Page start

You have a book and it’s all about breaking through the bottlenecks. You’ve got a great framework for getting businesses through that. I’d love if you’d share a little bit about that and help us understand how we can break through.
The book was the culmination of getting what I’d show up to help clients do out of my head and organized. I’m grateful that it took the couple of years to get written because it helped me be able to translate how to go through the process. So many of us that get good at something, being able to teach it to others is a lot harder said than done. I realized they do have a unique ability in coming into a business and finding what stuck. The framework is what I came up with to march business owners through step-by-step and finding and fixing the one or two bottlenecks in their business where they’re at. We start with strategy because without your positioning, without your differentiation, you’re just in a sea of sameness and it’s going to be lowest price. A bloody ocean that you’re going to be competing against.
Starting there and marching through them to marketing, every client comes to me for marketing. They think they have a marketing problem. I don’t mind working on marketing. It’s what I enjoy doing a lot of. At the end of the day, marketing is only the real bottleneck about half the time, and so that’s all the lead generation and qualification and closing and a fulfillment that funnel of the client experience. Then from there, we move into management. Every small business owner hates that word. It might as well be a four-letter word for small business owners because they equate it to bureaucracy. Without effective management, you can’t continue the organization. You run into all sorts of limitations without effective management. I’ve boiled down the hacks that work for my clients. You’ll never find any of the management techniques I shared in the book in any Harvard Business Class or a peer-reviewed journal because it’s what works. It’s the very nitty-gritty of what works in the real world with small business owners.
Then we move into systems because you need reliable checklists and documentation and processes for your staff to complete things and to be able to replace staff, so you’re not held hostage by the knowledgeable ones that become pains to deal with or have attitude problems. Then we move into the vision of what’s the point of your business? Now you’ve gone through all these bottlenecks, where are you taking it? There’s only three reasons to start a business. It’s either to grow it, to sell it, grow it, to become a cashflow, the ultimate four-hour workweek, or grow it and pass it onto your kids. Otherwise, you don’t want a job. As Kiyosaki says, “What’s the goal?” Then we develop your bottleneck breakthrough plan and go through some frameworks I’ve developed to use that.
I finished with mindset because it’s the most important factor for growing a company. You have to deal with new hurdles and new challenges that every revenue plateau you grow through. That’s the framework and it’s comprehensive enough for any business owner to pick it up and read through it. Either go to an acute issue that you know is a bleeding neck issue now or march through the book. Prioritize your bottlenecks and which ones to attack and keep going back over and over. I find that just tackling the next bottleneck and fixing it and getting sustainable but having that fixed to be sustained is the way to compound growth.
Everybody comes to you because they want marketing help. We get that. That’s what we go in to close with too. When they come to you for that, how often do you find that that’s not the real issue?

Page end
Raw records start

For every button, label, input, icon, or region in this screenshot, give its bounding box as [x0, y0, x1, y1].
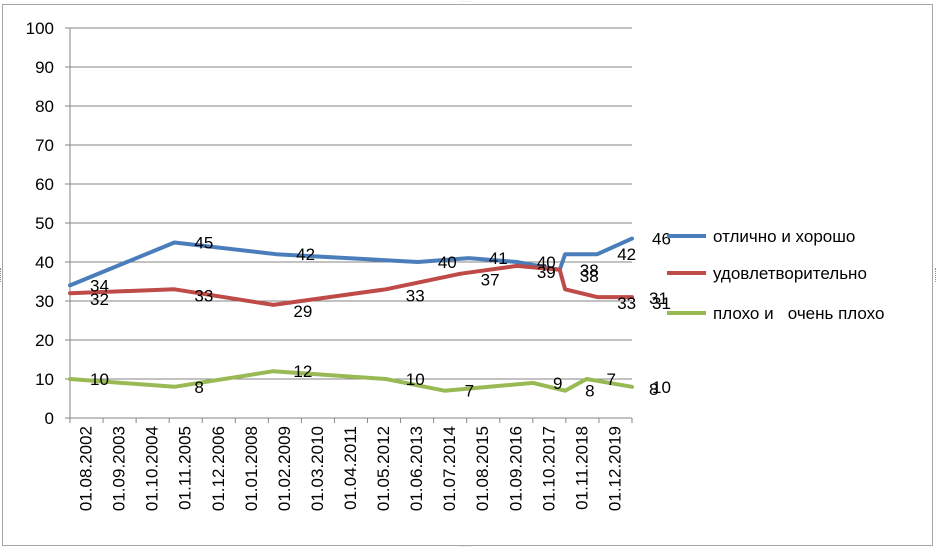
chart-frame — [2, 4, 933, 546]
x-tick-label: 01.10.2017 — [539, 426, 558, 511]
x-tick-label: 01.04.2011 — [341, 426, 360, 510]
x-tick-label: 01.11.2018 — [572, 426, 591, 510]
y-tick-label: 30 — [35, 292, 54, 311]
data-label: 31 — [652, 294, 671, 313]
data-label: 32 — [90, 290, 109, 309]
data-label: 29 — [293, 302, 312, 321]
data-label: 33 — [406, 286, 425, 305]
legend-label: плохо и очень плохо — [713, 304, 884, 323]
data-label: 46 — [652, 230, 671, 249]
x-tick-label: 01.05.2012 — [374, 426, 393, 511]
x-tick-label: 01.10.2004 — [143, 426, 162, 511]
x-tick-label: 01.09.2016 — [506, 426, 525, 511]
axes: 0 10 20 30 40 50 60 70 80 90 100 01.08.2002 01.09.20… — [26, 19, 633, 511]
resize-handle-top[interactable]: ···· — [460, 0, 472, 5]
x-tick-label: 01.12.2006 — [209, 426, 228, 511]
x-tick-label: 01.12.2019 — [605, 426, 624, 511]
series-line — [68, 236, 634, 288]
data-label: 8 — [585, 382, 594, 401]
y-tick-label: 10 — [35, 370, 54, 389]
data-label: 8 — [194, 378, 203, 397]
legend: отлично и хорошо удовлетворительно плохо и… — [667, 227, 884, 323]
data-label-extra: 31 — [649, 289, 668, 308]
y-tick-label: 80 — [35, 97, 54, 116]
y-tick-label: 40 — [35, 253, 54, 272]
data-label: 9 — [553, 374, 562, 393]
x-tick-label: 01.08.2015 — [473, 426, 492, 511]
data-label: 40 — [537, 253, 556, 272]
data-label: 37 — [481, 271, 500, 290]
x-tick-label: 01.08.2002 — [77, 426, 96, 511]
resize-handle-bottom[interactable]: ···· — [460, 544, 472, 550]
data-label: 42 — [296, 245, 315, 264]
data-label: 33 — [194, 286, 213, 305]
data-label: 33 — [617, 294, 636, 313]
data-label: 10 — [652, 378, 671, 397]
data-label: 39 — [537, 263, 556, 282]
legend-label: отлично и хорошо — [713, 227, 855, 246]
data-label: 7 — [606, 370, 615, 389]
data-label: 34 — [90, 276, 109, 295]
x-tick-label: 01.09.2003 — [110, 426, 129, 511]
data-label: 40 — [438, 253, 457, 272]
resize-handle-right[interactable] — [935, 268, 939, 282]
y-tick-label: 0 — [45, 409, 54, 428]
series-lines — [68, 236, 634, 393]
series-line — [68, 263, 634, 307]
legend-label: удовлетворительно — [713, 264, 867, 283]
y-tick-label: 20 — [35, 331, 54, 350]
y-tick-label: 70 — [35, 136, 54, 155]
data-label: 42 — [617, 245, 636, 264]
data-label: 41 — [489, 249, 508, 268]
y-tick-label: 90 — [35, 58, 54, 77]
x-tick-label: 01.01.2008 — [242, 426, 261, 511]
data-label: 38 — [580, 261, 599, 280]
data-label: 7 — [465, 382, 474, 401]
data-label: 12 — [293, 362, 312, 381]
data-label: 45 — [194, 234, 213, 253]
data-label: 38 — [580, 267, 599, 286]
data-label: 10 — [90, 370, 109, 389]
x-tick-label: 01.02.2009 — [275, 426, 294, 511]
y-tick-label: 50 — [35, 214, 54, 233]
series-line — [68, 369, 634, 393]
resize-handle-left[interactable] — [0, 268, 4, 282]
x-tick-label: 01.03.2010 — [308, 426, 327, 511]
data-label: 10 — [406, 370, 425, 389]
x-tick-label: 01.06.2013 — [407, 426, 426, 511]
y-tick-label: 100 — [26, 19, 54, 38]
gridlines — [70, 27, 632, 419]
data-label-extra: 8 — [649, 380, 658, 399]
y-tick-label: 60 — [35, 175, 54, 194]
x-tick-label: 01.11.2005 — [176, 426, 195, 510]
x-tick-label: 01.07.2014 — [440, 426, 459, 511]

Raw records end

**To-do list:**
a) Copy out the interview, starting with "I finished with" and going on through "to compound growth.".
b) According to the interview, how often is marketing actually the real bottleneck?
The material has no connection to the interview.

**Per-task answers:**
a)
I finished with mindset because it’s the most important factor for growing a company. You have to deal with new hurdles and new challenges that every revenue plateau you grow through. That’s the framework and it’s comprehensive enough for any business owner to pick it up and read through it. Either go to an acute issue that you know is a bleeding neck issue now or march through the book. Prioritize your bottlenecks and which ones to attack and keep going back over and over. I find that just tackling the next bottleneck and fixing it and getting sustainable but having that fixed to be sustained is the way to compound growth.

b) About half the time.